Extract each line from the entries below that has the string "name" in it.

[Start of Information supplied]

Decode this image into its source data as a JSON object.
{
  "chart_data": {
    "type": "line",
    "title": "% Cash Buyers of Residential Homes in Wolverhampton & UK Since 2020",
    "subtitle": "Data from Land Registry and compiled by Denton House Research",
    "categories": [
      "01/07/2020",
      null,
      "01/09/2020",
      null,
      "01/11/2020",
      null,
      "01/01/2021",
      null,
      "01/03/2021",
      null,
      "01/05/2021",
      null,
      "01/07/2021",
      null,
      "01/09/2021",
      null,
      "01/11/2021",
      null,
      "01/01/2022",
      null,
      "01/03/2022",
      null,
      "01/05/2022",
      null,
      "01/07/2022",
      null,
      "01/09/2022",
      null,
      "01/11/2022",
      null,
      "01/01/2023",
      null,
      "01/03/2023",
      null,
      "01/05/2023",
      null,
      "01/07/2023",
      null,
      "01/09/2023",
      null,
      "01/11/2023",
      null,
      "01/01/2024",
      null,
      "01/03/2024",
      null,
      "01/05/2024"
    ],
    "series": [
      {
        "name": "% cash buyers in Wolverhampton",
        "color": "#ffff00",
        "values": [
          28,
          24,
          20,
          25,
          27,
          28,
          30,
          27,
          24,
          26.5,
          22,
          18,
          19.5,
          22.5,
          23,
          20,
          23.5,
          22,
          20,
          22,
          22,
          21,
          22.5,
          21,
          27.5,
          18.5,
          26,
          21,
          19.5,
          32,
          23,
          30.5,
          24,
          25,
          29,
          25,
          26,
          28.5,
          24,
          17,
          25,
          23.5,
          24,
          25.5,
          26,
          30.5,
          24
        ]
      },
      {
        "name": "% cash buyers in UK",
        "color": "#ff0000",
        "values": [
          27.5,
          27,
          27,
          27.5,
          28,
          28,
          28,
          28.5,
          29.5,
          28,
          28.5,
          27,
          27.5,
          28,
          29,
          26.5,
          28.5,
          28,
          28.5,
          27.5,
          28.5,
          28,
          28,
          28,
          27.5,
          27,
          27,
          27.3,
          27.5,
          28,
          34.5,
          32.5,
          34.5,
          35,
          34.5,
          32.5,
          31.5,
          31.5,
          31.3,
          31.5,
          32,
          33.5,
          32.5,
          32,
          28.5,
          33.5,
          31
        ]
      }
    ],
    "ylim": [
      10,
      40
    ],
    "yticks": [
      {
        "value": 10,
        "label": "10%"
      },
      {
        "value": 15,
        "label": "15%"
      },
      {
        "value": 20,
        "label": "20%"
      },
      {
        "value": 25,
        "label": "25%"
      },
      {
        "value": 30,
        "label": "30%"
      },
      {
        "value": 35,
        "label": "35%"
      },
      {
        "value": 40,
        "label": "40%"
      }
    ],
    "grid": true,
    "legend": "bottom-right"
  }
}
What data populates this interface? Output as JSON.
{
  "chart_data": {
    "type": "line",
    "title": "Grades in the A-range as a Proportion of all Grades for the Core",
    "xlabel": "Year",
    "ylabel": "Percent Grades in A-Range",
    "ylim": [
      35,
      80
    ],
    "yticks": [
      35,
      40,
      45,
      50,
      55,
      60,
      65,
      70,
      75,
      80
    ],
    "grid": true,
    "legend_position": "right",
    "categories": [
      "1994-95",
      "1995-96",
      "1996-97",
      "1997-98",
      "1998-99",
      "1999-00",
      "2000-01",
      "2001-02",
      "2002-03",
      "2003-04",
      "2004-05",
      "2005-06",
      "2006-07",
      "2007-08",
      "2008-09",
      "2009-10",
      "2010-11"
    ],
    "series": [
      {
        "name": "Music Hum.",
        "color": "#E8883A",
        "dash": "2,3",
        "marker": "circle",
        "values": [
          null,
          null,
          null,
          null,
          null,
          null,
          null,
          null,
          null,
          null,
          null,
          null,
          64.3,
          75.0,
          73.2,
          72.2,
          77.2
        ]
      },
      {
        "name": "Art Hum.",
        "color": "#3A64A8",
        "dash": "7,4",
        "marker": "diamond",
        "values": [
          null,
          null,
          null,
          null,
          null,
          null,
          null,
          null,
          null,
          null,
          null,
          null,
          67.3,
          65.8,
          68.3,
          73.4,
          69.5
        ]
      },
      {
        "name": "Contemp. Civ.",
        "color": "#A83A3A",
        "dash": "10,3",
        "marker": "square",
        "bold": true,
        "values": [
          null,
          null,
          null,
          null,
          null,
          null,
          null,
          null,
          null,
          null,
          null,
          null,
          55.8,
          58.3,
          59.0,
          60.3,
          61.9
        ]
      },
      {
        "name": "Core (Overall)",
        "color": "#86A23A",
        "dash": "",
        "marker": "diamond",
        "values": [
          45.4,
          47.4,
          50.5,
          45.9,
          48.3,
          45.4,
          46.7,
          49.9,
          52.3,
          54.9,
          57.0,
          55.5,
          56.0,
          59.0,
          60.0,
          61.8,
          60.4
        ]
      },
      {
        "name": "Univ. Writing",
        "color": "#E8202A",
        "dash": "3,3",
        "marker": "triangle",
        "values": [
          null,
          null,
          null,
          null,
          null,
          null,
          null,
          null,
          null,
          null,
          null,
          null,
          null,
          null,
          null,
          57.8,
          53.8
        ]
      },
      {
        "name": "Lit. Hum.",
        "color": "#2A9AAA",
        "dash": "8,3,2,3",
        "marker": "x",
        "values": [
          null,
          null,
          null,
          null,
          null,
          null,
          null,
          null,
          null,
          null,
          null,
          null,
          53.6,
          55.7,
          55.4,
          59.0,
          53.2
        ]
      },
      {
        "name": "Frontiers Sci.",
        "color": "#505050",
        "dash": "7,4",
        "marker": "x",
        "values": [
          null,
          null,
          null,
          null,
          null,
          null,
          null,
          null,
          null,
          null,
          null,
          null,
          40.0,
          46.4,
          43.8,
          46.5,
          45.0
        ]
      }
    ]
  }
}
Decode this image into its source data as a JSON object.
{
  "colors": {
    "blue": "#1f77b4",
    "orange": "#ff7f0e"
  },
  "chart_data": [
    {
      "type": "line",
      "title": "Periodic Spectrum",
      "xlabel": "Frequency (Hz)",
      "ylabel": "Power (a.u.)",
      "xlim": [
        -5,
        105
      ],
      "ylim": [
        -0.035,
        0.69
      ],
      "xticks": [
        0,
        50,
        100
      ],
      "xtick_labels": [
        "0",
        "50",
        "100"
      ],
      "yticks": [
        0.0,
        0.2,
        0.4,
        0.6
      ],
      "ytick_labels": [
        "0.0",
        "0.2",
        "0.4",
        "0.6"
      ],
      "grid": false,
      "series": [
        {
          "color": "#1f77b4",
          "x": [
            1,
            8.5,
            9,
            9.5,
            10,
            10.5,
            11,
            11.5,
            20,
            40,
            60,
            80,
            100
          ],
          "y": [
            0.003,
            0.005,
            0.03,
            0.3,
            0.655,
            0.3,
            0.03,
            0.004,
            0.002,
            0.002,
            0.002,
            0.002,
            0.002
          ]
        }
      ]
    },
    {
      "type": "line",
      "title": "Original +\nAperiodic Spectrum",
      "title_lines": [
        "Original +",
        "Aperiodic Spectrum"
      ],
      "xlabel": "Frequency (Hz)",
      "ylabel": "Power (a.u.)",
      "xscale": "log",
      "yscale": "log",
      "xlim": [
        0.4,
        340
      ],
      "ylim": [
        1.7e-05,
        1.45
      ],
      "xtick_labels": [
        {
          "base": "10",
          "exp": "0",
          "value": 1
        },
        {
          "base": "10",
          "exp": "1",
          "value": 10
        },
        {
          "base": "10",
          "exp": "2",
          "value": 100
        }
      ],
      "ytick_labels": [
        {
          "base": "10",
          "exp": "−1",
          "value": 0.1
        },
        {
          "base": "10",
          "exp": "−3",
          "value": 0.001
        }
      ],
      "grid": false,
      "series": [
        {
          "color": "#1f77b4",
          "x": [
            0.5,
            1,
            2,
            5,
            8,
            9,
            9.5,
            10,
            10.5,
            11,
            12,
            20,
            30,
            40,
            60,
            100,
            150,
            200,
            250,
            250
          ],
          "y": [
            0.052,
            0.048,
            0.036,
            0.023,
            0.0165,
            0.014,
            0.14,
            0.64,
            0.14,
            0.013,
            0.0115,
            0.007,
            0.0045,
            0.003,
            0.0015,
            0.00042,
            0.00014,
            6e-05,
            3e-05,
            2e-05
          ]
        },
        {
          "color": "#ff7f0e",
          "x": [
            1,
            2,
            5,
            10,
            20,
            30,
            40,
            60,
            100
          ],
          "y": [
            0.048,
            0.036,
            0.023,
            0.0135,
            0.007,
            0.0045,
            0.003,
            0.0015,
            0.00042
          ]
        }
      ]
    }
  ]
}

[End of Information supplied]

== Result ==
        "name": "% cash buyers in Wolverhampton",
        "name": "% cash buyers in UK",
        "name": "Music Hum.",
        "name": "Art Hum.",
        "name": "Contemp. Civ.",
        "name": "Core (Overall)",
        "name": "Univ. Writing",
        "name": "Lit. Hum.",
        "name": "Frontiers Sci.",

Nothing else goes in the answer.